# Enunciado a
Reproduza sem qualquer alteração as linhas dos registros, desde o início até a linha que contém "bioevent-marker <box>121 313 167 324</box>", ambas incluídas.

# Trecho citado
--------------------------------
Amílcar de Araújo Falcão (Fato Gerador da Obrigação Tributária – 4ª Ed. 1977 – Revista dos Tribunais – pg. 43) em sua clássica obra ao discorrer sobre a necessidade de previsão em lei, que legitime a tributação, assim, escreveu:
“O requisito da legalidade é, pois, um requisito existencial, essencial ou constitutivo para a própria formação do fato gerador e não apenas um simples requisito de validade.”
Temos, portanto, que o princípio da reserva legal, funda-se na lex scripta, onde nullum tributum sine lege, o que vale dizer, sem definição em lei não há fato gerador. Não obstante, o que se verifica, in casu, é a criação de determinada exação, através, única e exclusivamente, de uma norma regulamentar, que como se não bastasse, defronta-se com dispositivo Constitucional que define e delimita o alcance da norma fiscal.
--------------------------------
# Registros fornecidos
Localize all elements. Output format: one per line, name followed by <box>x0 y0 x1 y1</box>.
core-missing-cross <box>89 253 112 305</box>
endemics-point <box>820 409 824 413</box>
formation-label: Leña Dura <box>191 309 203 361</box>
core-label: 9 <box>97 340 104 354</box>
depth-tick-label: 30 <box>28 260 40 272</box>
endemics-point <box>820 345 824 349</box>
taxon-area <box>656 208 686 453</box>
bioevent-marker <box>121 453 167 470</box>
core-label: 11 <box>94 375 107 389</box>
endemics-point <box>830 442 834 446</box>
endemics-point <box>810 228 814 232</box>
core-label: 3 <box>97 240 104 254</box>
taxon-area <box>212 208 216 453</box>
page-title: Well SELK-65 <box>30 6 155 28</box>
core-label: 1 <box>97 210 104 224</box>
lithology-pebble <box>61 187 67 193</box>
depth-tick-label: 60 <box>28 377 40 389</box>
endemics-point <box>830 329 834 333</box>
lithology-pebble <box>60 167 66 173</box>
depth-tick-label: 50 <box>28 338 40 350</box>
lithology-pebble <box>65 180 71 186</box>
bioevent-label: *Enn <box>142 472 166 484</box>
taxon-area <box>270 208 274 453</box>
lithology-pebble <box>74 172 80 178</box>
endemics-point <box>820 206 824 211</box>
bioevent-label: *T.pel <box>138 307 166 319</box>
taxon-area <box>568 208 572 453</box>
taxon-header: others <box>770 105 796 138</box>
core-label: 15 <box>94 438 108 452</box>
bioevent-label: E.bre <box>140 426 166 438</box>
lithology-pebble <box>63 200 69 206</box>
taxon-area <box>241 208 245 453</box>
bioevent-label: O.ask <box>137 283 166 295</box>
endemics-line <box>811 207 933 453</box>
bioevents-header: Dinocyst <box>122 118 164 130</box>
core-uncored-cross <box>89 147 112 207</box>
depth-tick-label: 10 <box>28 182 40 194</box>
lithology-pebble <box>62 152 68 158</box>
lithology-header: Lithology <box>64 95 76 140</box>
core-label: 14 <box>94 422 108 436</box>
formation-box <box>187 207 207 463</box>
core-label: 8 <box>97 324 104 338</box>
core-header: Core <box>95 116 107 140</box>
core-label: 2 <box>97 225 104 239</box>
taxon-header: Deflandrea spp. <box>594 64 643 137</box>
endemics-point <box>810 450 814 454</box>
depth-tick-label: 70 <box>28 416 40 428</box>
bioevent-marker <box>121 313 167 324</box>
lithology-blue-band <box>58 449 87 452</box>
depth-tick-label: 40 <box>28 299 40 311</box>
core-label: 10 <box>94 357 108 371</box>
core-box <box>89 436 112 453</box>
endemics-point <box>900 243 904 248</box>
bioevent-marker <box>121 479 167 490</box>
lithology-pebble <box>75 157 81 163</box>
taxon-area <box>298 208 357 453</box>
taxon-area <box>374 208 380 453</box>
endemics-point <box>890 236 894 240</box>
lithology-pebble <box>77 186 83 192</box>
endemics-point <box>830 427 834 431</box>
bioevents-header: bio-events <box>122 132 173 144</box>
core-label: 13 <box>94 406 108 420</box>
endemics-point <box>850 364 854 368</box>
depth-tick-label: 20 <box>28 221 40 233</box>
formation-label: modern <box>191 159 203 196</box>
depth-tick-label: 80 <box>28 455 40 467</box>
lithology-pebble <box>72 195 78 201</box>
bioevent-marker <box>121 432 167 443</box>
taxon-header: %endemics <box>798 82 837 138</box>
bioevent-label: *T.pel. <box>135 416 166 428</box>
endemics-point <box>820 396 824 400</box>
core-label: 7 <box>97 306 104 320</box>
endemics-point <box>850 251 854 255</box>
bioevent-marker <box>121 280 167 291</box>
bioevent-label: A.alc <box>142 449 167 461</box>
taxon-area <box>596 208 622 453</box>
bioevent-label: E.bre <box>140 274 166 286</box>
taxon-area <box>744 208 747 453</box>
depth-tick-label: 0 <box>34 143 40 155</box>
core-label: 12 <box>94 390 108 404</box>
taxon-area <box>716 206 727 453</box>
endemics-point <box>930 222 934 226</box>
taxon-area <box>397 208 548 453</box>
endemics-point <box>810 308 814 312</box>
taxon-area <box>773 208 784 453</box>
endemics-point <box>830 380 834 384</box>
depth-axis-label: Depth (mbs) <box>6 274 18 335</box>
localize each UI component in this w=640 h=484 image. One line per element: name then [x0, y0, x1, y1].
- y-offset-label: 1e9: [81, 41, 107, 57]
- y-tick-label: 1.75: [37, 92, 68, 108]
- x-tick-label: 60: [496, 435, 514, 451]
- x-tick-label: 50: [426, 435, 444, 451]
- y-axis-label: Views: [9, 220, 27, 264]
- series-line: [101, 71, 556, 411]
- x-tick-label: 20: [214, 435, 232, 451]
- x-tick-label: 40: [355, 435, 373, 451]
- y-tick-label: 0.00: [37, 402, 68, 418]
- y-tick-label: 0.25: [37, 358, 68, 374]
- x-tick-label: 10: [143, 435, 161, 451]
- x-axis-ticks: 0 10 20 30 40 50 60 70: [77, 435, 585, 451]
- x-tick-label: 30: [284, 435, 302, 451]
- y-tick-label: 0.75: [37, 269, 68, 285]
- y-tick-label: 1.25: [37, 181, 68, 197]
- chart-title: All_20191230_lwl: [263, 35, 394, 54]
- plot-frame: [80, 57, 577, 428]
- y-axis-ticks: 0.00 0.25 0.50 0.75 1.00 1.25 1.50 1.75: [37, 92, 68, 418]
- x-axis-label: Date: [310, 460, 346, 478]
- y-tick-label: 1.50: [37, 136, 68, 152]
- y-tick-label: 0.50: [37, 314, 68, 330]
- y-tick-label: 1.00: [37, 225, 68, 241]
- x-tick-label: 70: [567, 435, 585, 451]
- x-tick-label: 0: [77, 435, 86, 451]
--------------------------------
# Enunciado b
Com base no trecho sobre a legalidade tributária, responda:
(i) Em que edição e ano foi publicada a obra de Amílcar de Araújo Falcão ali mencionada?
(ii) De que modo a citação caracteriza o requisito da legalidade?
(iii) Por meio de que instrumento foi criada a exação no caso em exame?

# Resposta esperada a
Localize all elements. Output format: one per line, name followed by <box>x0 y0 x1 y1</box>.
core-missing-cross <box>89 253 112 305</box>
endemics-point <box>820 409 824 413</box>
formation-label: Leña Dura <box>191 309 203 361</box>
core-label: 9 <box>97 340 104 354</box>
depth-tick-label: 30 <box>28 260 40 272</box>
endemics-point <box>820 345 824 349</box>
taxon-area <box>656 208 686 453</box>
bioevent-marker <box>121 453 167 470</box>
core-label: 11 <box>94 375 107 389</box>
endemics-point <box>830 442 834 446</box>
endemics-point <box>810 228 814 232</box>
core-label: 3 <box>97 240 104 254</box>
taxon-area <box>212 208 216 453</box>
page-title: Well SELK-65 <box>30 6 155 28</box>
core-label: 1 <box>97 210 104 224</box>
lithology-pebble <box>61 187 67 193</box>
depth-tick-label: 60 <box>28 377 40 389</box>
endemics-point <box>830 329 834 333</box>
lithology-pebble <box>60 167 66 173</box>
depth-tick-label: 50 <box>28 338 40 350</box>
lithology-pebble <box>65 180 71 186</box>
bioevent-label: *Enn <box>142 472 166 484</box>
taxon-area <box>270 208 274 453</box>
lithology-pebble <box>74 172 80 178</box>
endemics-point <box>820 206 824 211</box>
bioevent-label: *T.pel <box>138 307 166 319</box>
taxon-area <box>568 208 572 453</box>
taxon-header: others <box>770 105 796 138</box>
core-label: 15 <box>94 438 108 452</box>
bioevent-label: E.bre <box>140 426 166 438</box>
lithology-pebble <box>63 200 69 206</box>
taxon-area <box>241 208 245 453</box>
bioevent-label: O.ask <box>137 283 166 295</box>
endemics-line <box>811 207 933 453</box>
bioevents-header: Dinocyst <box>122 118 164 130</box>
core-uncored-cross <box>89 147 112 207</box>
depth-tick-label: 10 <box>28 182 40 194</box>
lithology-pebble <box>62 152 68 158</box>
lithology-header: Lithology <box>64 95 76 140</box>
core-label: 14 <box>94 422 108 436</box>
formation-box <box>187 207 207 463</box>
core-label: 8 <box>97 324 104 338</box>
core-header: Core <box>95 116 107 140</box>
core-label: 2 <box>97 225 104 239</box>
taxon-header: Deflandrea spp. <box>594 64 643 137</box>
endemics-point <box>810 450 814 454</box>
depth-tick-label: 70 <box>28 416 40 428</box>
bioevent-marker <box>121 313 167 324</box>

# Resposta esperada b
(i) Na 4ª edição, de 1977.
(ii) Como um requisito existencial, essencial ou constitutivo para a própria formação do fato gerador, e não apenas um simples requisito de validade.
(iii) Única e exclusivamente por meio de uma norma regulamentar.